IDF_DRILL_DATA::IDF_DRILL_DATA() :
        dia( 0.0 ),
        x( 0.0 ),
        y( 0.0 ),
        plating( NPTH ),
        kref( NOREFDES ),
        khole( MTG ),
        owner( UNOWNED )
{
}


IDF_DRILL_DATA::IDF_DRILL_DATA( double aDrillDia, double aPosX, double aPosY,
                                IDF3::KEY_PLATING aPlating, const std::string& aRefDes,
                                const std::string& aHoleType, IDF3::KEY_OWNER aOwner )
{
    if( aDrillDia < 0.3 )
        dia = 0.3;
    else
        dia = aDrillDia;

    x = aPosX;
    y = aPosY;
    plating = aPlating;

    if( !aRefDes.compare( "BOARD" ) )
    {
        kref = BOARD;
    }
    else if( aRefDes.empty() || !aRefDes.compare( "NOREFDES" ) )
    {
        kref = NOREFDES;
    }
    else if( !aRefDes.compare( "PANEL" ) )
    {
        kref = PANEL;
    }
    else
    {
        kref = REFDES;
        refdes = aRefDes;
    }

    if( !aHoleType.compare( "PIN" ) )
    {
        khole = PIN;
    }
    else if( !aHoleType.compare( "VIA" ) )
    {
        khole = VIA;
    }
    else if( aHoleType.empty() || !aHoleType.compare( "MTG" ) )
    {
        khole = MTG;
    }
    else if( !aHoleType.compare( "TOOL" ) )
    {
        khole = TOOL;
    }
    else
    {
        khole = OTHER;
        holetype = aHoleType;
    }

    owner = aOwner;
}


bool IDF_DRILL_DATA::Matches( double aDrillDia, double aPosX, double aPosY ) const
{
    double ddia = aDrillDia - dia;
    IDF_POINT p1, p2;

    p1.x = x;
    p1.y = y;
    p2.x = aPosX;
    p2.y = aPosY;

    if( ddia > -0.00001 && ddia < 0.00001 && p1.Matches( p2, 0.00001 ) )
        return true;

    return false;
}


bool IDF_DRILL_DATA::read( std::istream& aBoardFile, IDF3::IDF_UNIT aBoardUnit,
                           IDF3::FILE_STATE aBoardState, IDF3::IDF_VERSION aIdfVersion )

Annotated element entries:
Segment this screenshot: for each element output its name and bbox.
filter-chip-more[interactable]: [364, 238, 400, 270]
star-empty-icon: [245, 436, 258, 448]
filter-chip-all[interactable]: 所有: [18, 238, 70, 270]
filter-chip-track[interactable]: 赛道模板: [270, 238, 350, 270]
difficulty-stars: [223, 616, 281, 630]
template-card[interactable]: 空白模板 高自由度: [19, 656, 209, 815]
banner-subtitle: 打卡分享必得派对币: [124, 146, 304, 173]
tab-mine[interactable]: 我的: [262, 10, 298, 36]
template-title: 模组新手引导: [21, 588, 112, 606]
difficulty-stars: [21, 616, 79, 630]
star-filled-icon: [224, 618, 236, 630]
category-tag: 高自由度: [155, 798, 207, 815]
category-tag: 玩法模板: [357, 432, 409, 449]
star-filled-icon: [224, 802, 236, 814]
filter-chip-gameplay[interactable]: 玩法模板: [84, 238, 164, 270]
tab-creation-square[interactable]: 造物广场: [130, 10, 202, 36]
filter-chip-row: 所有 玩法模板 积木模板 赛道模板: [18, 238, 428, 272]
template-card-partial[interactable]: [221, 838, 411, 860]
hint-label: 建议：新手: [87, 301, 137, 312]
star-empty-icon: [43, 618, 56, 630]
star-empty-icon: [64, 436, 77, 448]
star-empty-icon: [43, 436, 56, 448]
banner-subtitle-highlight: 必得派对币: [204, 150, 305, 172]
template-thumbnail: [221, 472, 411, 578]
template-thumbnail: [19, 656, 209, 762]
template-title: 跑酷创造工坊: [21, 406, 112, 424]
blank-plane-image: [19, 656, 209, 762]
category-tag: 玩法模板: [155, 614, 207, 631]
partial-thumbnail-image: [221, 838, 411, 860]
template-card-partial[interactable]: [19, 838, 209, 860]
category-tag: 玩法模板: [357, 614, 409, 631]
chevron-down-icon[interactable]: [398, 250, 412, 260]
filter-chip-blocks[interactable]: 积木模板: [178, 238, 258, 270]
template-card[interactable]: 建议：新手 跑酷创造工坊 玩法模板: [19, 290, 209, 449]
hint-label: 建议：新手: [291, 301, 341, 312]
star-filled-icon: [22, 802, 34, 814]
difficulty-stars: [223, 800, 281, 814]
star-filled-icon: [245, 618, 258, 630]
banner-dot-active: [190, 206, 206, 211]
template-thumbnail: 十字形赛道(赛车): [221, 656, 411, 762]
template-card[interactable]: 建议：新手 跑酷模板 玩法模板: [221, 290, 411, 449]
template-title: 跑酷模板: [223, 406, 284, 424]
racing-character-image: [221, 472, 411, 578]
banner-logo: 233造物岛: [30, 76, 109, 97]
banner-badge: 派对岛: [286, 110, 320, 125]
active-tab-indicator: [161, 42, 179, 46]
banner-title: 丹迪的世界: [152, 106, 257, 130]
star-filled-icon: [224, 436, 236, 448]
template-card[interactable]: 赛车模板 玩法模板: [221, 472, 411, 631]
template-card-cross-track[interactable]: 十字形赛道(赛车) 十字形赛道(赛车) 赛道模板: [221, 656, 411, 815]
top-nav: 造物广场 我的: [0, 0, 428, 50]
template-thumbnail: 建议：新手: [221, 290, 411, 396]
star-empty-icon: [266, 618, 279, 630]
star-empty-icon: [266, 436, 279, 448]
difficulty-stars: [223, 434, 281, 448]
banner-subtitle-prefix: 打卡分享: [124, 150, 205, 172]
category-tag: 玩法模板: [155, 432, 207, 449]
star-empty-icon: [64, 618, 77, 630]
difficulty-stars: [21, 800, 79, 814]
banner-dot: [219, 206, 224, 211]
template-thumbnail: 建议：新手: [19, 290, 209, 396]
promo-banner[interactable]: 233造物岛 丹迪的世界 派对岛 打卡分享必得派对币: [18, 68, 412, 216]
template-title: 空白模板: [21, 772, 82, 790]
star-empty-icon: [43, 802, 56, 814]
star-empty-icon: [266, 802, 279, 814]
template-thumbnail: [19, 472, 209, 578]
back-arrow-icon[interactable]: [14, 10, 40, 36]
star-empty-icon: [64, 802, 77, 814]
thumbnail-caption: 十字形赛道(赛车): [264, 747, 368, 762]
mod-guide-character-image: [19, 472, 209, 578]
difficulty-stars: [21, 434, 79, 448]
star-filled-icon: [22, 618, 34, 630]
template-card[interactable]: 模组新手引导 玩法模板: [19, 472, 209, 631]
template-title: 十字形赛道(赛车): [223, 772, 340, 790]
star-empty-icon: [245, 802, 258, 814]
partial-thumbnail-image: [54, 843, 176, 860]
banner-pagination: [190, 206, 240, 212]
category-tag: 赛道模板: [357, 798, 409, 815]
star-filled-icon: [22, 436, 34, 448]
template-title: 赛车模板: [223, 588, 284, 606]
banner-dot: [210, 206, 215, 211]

Work instructions: Write the next part of the IDF drill-data source code, picking up right after its last line. The lines are not needed for this.

Response:
{
    std::string iline;      // the input line
    bool isComment;         // true if a line just read in is a comment line
    std::streampos pos;
    int idx = 0;
    bool quoted = false;
    std::string token;

    // RECORD 2: DIA, X, Y, Plating Style, REFDES, HOLE TYPE, HOLE OWNER
    while( !FetchIDFLine( aBoardFile, iline, isComment, pos ) && aBoardFile.good() );

    if( ( !aBoardFile.good() && !aBoardFile.eof() ) || iline.empty() )
    {
        throw( IDF_ERROR( __FILE__, __FUNCTION__, __LINE__,
                          "problems reading board drilled holes" ) );
    }

    if( isComment )
    {
        throw( IDF_ERROR( __FILE__, __FUNCTION__, __LINE__,
                          "invalid IDF file\n"
                          "* Violation of specification: comment within a section (DRILLED "
                          "HOLES)" ) );
    }

    idx = 0;
    GetIDFString( iline, token, quoted, idx );

    if( quoted )
    {
        throw( IDF_ERROR( __FILE__, __FUNCTION__, __LINE__,
                          "invalid IDF file\n"
                          "* Violation of specification: drill diameter must not be in quotes" ) );
    }

    if( CompareToken( ".END_DRILLED_HOLES", token ) )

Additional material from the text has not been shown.